===== Entries provided

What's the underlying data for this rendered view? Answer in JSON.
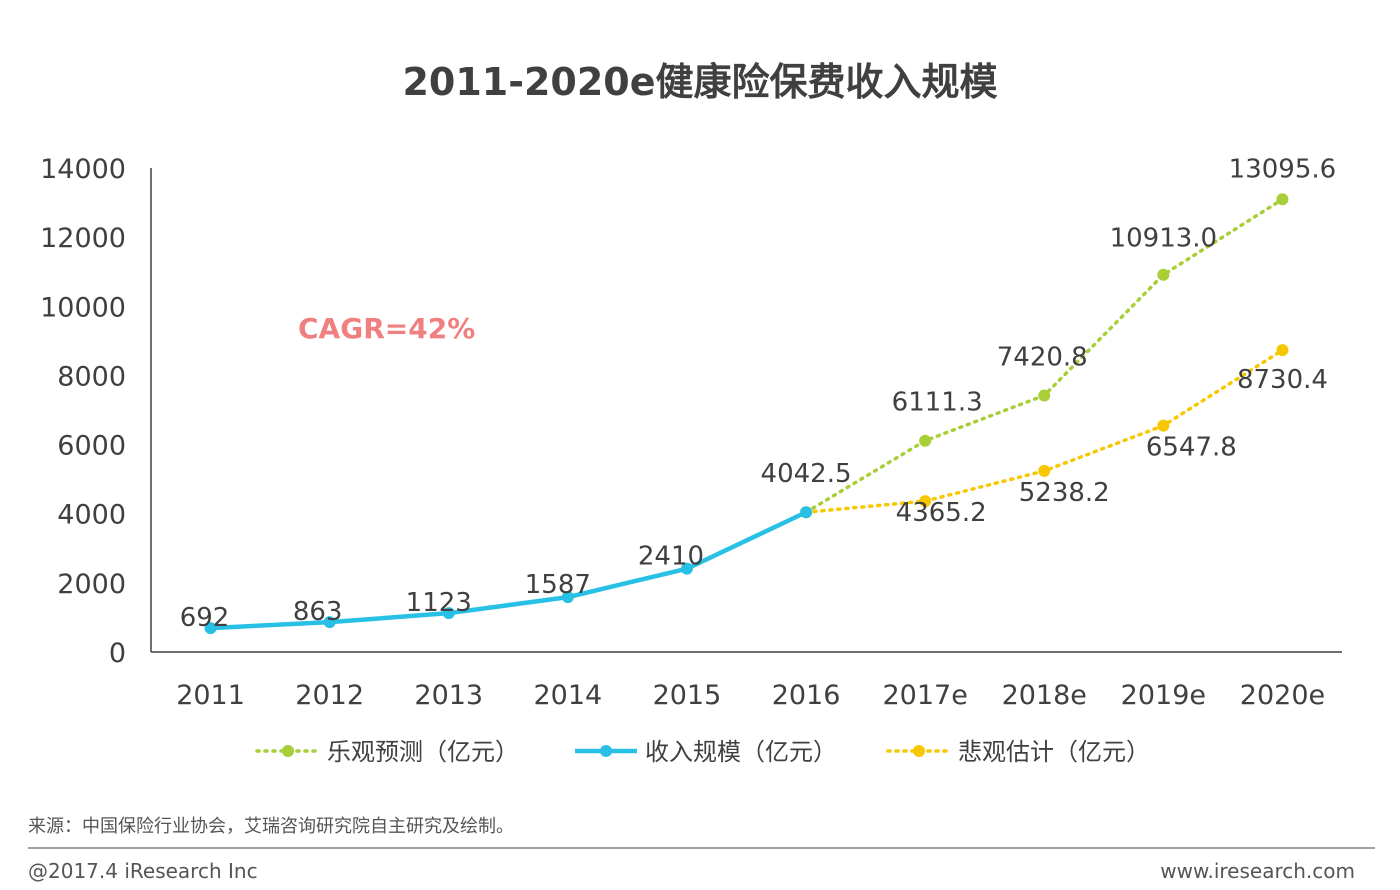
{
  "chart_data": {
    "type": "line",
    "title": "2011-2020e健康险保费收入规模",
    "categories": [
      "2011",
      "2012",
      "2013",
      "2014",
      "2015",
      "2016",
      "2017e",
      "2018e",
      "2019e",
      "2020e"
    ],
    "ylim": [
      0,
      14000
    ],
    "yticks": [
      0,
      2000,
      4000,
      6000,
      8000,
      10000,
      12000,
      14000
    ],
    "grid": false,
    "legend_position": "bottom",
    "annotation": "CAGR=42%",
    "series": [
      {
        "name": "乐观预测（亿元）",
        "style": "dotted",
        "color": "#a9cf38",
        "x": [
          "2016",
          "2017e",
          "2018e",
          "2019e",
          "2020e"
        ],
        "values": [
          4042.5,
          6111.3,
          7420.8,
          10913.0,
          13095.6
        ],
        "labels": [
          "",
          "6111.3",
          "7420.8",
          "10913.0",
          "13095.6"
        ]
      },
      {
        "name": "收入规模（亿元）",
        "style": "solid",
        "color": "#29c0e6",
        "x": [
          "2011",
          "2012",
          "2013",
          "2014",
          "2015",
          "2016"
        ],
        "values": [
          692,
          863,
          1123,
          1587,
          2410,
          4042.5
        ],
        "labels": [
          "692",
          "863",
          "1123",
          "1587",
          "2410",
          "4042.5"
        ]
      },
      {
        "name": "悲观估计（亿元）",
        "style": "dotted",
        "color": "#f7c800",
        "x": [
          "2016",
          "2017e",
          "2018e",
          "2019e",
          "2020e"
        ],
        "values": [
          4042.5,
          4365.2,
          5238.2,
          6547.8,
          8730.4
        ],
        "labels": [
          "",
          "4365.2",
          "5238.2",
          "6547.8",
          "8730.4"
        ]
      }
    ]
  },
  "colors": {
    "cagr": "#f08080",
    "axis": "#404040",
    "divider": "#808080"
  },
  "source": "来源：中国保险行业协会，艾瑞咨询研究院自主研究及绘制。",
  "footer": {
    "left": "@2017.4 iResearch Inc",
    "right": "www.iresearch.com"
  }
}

==========
===== Entries provided

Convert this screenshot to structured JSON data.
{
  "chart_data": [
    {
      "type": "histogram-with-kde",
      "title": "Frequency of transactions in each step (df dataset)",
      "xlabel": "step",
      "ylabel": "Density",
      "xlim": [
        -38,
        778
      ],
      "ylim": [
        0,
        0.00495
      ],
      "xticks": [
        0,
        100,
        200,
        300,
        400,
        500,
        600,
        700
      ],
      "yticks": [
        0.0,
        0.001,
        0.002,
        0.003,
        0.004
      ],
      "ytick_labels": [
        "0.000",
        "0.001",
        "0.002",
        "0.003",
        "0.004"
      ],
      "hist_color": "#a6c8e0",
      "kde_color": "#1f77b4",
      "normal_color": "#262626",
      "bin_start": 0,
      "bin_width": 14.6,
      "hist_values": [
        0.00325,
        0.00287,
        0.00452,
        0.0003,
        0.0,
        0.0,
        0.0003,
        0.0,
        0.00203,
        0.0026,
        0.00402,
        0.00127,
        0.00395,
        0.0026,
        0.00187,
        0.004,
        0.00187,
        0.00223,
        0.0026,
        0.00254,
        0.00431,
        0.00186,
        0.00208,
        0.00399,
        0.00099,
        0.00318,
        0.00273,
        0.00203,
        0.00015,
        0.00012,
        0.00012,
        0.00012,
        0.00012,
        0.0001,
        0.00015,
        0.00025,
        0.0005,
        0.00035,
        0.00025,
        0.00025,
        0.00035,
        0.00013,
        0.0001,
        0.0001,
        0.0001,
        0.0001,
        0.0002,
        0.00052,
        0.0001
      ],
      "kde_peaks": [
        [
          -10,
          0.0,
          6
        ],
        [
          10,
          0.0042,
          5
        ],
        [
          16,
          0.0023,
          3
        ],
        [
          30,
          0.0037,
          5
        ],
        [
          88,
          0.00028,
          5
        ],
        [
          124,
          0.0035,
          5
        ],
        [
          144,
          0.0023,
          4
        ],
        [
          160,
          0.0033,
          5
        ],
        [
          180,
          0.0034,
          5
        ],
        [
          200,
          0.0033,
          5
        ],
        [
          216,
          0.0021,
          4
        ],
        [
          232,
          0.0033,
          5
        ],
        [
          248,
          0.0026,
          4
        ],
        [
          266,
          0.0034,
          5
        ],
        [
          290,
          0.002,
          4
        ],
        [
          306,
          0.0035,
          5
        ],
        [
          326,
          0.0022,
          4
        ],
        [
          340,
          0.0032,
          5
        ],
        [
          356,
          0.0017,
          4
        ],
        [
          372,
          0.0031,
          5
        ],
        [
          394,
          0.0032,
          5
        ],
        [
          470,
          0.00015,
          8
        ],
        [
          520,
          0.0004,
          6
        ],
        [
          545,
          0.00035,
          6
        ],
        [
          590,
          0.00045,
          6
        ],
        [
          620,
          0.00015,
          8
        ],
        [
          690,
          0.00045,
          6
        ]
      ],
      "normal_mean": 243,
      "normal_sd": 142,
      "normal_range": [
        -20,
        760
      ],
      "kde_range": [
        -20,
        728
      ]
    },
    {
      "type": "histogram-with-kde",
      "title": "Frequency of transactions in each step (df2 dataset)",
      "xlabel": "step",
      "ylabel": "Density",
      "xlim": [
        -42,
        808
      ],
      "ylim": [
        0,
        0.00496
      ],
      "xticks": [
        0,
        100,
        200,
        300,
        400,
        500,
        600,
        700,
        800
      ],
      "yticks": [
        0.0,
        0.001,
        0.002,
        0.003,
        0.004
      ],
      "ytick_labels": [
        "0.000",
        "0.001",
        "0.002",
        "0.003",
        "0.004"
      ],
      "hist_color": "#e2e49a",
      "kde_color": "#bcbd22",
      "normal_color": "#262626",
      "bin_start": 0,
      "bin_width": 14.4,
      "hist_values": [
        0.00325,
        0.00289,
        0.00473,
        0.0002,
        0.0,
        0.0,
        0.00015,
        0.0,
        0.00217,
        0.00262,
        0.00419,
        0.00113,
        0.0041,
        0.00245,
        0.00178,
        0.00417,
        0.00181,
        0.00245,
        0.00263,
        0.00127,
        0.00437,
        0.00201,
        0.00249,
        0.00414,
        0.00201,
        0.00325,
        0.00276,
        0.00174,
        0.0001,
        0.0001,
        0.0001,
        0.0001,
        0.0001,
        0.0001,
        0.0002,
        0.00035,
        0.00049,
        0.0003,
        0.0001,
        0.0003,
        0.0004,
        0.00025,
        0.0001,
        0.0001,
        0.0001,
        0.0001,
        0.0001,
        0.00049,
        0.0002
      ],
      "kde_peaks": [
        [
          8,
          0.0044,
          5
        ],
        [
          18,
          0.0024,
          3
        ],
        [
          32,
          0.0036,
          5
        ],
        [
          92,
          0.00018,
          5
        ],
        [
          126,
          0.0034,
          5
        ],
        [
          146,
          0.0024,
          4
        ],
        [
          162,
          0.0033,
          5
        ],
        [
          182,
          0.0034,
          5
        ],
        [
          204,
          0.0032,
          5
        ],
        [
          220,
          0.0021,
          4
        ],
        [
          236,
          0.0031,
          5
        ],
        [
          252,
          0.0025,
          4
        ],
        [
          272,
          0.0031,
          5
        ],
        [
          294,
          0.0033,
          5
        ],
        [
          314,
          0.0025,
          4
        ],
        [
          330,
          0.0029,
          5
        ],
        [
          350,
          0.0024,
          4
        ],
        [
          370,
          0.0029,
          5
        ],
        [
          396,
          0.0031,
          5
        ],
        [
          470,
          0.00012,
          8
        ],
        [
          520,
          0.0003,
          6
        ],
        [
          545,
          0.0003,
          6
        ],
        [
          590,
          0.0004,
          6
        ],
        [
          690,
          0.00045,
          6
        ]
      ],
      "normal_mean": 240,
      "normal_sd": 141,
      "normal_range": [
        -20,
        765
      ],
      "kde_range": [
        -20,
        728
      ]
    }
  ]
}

==========

Display every line of the listing that contains the string "each".

● **Task solution**:
      "title": "Frequency of transactions in each step (df dataset)",
      "title": "Frequency of transactions in each step (df2 dataset)",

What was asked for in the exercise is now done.